__Written request__. Reproduce the listing that follows with no differences at all.

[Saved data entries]
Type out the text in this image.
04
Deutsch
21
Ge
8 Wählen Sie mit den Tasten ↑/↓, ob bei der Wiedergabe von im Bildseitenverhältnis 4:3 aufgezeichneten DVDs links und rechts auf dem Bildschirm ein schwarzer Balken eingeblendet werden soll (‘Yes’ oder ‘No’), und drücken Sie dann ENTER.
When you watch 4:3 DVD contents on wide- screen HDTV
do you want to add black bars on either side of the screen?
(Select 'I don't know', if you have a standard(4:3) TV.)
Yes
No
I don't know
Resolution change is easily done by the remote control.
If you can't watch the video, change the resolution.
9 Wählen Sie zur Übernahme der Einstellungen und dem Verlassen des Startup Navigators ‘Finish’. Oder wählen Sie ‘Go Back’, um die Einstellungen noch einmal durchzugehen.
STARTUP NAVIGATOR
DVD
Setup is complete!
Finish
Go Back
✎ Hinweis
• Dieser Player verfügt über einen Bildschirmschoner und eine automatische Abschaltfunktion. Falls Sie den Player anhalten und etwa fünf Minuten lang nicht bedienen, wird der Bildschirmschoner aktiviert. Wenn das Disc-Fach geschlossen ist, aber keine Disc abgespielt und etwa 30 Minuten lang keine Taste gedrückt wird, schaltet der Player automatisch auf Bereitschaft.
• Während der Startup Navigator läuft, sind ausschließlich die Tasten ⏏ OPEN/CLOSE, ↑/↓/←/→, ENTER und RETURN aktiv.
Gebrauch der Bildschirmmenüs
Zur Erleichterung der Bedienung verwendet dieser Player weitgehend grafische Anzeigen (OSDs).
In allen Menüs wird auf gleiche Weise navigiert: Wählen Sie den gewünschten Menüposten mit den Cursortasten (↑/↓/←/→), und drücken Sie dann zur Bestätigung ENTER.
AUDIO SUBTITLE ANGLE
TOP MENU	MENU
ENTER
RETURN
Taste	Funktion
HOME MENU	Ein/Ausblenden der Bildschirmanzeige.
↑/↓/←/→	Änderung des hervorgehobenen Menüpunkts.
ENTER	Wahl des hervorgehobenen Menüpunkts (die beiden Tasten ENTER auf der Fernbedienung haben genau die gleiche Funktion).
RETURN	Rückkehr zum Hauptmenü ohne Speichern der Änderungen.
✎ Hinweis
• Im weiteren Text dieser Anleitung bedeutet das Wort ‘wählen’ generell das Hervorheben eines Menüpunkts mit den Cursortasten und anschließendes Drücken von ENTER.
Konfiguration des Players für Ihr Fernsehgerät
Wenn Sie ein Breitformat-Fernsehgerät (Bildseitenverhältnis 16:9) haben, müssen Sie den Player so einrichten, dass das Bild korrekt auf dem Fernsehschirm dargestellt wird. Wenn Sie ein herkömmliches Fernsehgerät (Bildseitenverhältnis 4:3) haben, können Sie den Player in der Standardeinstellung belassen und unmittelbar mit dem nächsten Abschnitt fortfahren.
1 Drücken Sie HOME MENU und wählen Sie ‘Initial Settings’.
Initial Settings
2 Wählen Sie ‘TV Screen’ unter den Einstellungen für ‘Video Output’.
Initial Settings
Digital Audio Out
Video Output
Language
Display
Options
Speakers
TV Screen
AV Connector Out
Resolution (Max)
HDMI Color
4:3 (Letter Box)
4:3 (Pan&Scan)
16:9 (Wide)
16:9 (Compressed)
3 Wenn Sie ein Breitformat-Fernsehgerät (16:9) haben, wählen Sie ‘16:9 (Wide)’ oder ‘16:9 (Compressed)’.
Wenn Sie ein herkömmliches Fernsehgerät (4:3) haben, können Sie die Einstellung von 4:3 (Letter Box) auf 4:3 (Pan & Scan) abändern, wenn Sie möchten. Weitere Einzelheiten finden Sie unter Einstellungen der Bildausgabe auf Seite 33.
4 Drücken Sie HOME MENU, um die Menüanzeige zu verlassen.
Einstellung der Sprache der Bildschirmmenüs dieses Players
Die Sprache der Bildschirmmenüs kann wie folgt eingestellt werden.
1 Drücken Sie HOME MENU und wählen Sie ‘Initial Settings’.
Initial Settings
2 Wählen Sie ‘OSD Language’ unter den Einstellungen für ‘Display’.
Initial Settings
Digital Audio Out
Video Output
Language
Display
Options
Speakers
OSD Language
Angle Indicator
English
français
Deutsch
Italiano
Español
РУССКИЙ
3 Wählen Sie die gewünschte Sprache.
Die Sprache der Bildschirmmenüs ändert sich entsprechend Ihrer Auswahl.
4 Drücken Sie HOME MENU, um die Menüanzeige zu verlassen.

__Answer to the problem__.
Type out the text in this image.
04
Deutsch
21
Ge
8 Wählen Sie mit den Tasten ↑/↓, ob bei der Wiedergabe von im Bildseitenverhältnis 4:3 aufgezeichneten DVDs links und rechts auf dem Bildschirm ein schwarzer Balken eingeblendet werden soll (‘Yes’ oder ‘No’), und drücken Sie dann ENTER.
When you watch 4:3 DVD contents on wide- screen HDTV
do you want to add black bars on either side of the screen?
(Select 'I don't know', if you have a standard(4:3) TV.)
Yes
No
I don't know
Resolution change is easily done by the remote control.
If you can't watch the video, change the resolution.
9 Wählen Sie zur Übernahme der Einstellungen und dem Verlassen des Startup Navigators ‘Finish’. Oder wählen Sie ‘Go Back’, um die Einstellungen noch einmal durchzugehen.
STARTUP NAVIGATOR
DVD
Setup is complete!
Finish
Go Back
✎ Hinweis
• Dieser Player verfügt über einen Bildschirmschoner und eine automatische Abschaltfunktion. Falls Sie den Player anhalten und etwa fünf Minuten lang nicht bedienen, wird der Bildschirmschoner aktiviert. Wenn das Disc-Fach geschlossen ist, aber keine Disc abgespielt und etwa 30 Minuten lang keine Taste gedrückt wird, schaltet der Player automatisch auf Bereitschaft.
• Während der Startup Navigator läuft, sind ausschließlich die Tasten ⏏ OPEN/CLOSE, ↑/↓/←/→, ENTER und RETURN aktiv.
Gebrauch der Bildschirmmenüs
Zur Erleichterung der Bedienung verwendet dieser Player weitgehend grafische Anzeigen (OSDs).
In allen Menüs wird auf gleiche Weise navigiert: Wählen Sie den gewünschten Menüposten mit den Cursortasten (↑/↓/←/→), und drücken Sie dann zur Bestätigung ENTER.
AUDIO SUBTITLE ANGLE
TOP MENU	MENU
ENTER
RETURN
Taste	Funktion
HOME MENU	Ein/Ausblenden der Bildschirmanzeige.
↑/↓/←/→	Änderung des hervorgehobenen Menüpunkts.
ENTER	Wahl des hervorgehobenen Menüpunkts (die beiden Tasten ENTER auf der Fernbedienung haben genau die gleiche Funktion).
RETURN	Rückkehr zum Hauptmenü ohne Speichern der Änderungen.
✎ Hinweis
• Im weiteren Text dieser Anleitung bedeutet das Wort ‘wählen’ generell das Hervorheben eines Menüpunkts mit den Cursortasten und anschließendes Drücken von ENTER.
Konfiguration des Players für Ihr Fernsehgerät
Wenn Sie ein Breitformat-Fernsehgerät (Bildseitenverhältnis 16:9) haben, müssen Sie den Player so einrichten, dass das Bild korrekt auf dem Fernsehschirm dargestellt wird. Wenn Sie ein herkömmliches Fernsehgerät (Bildseitenverhältnis 4:3) haben, können Sie den Player in der Standardeinstellung belassen und unmittelbar mit dem nächsten Abschnitt fortfahren.
1 Drücken Sie HOME MENU und wählen Sie ‘Initial Settings’.
Initial Settings
2 Wählen Sie ‘TV Screen’ unter den Einstellungen für ‘Video Output’.
Initial Settings
Digital Audio Out
Video Output
Language
Display
Options
Speakers
TV Screen
AV Connector Out
Resolution (Max)
HDMI Color
4:3 (Letter Box)
4:3 (Pan&Scan)
16:9 (Wide)
16:9 (Compressed)
3 Wenn Sie ein Breitformat-Fernsehgerät (16:9) haben, wählen Sie ‘16:9 (Wide)’ oder ‘16:9 (Compressed)’.
Wenn Sie ein herkömmliches Fernsehgerät (4:3) haben, können Sie die Einstellung von 4:3 (Letter Box) auf 4:3 (Pan & Scan) abändern, wenn Sie möchten. Weitere Einzelheiten finden Sie unter Einstellungen der Bildausgabe auf Seite 33.
4 Drücken Sie HOME MENU, um die Menüanzeige zu verlassen.
Einstellung der Sprache der Bildschirmmenüs dieses Players
Die Sprache der Bildschirmmenüs kann wie folgt eingestellt werden.
1 Drücken Sie HOME MENU und wählen Sie ‘Initial Settings’.
Initial Settings
2 Wählen Sie ‘OSD Language’ unter den Einstellungen für ‘Display’.
Initial Settings
Digital Audio Out
Video Output
Language
Display
Options
Speakers
OSD Language
Angle Indicator
English
français
Deutsch
Italiano
Español
РУССКИЙ
3 Wählen Sie die gewünschte Sprache.
Die Sprache der Bildschirmmenüs ändert sich entsprechend Ihrer Auswahl.
4 Drücken Sie HOME MENU, um die Menüanzeige zu verlassen.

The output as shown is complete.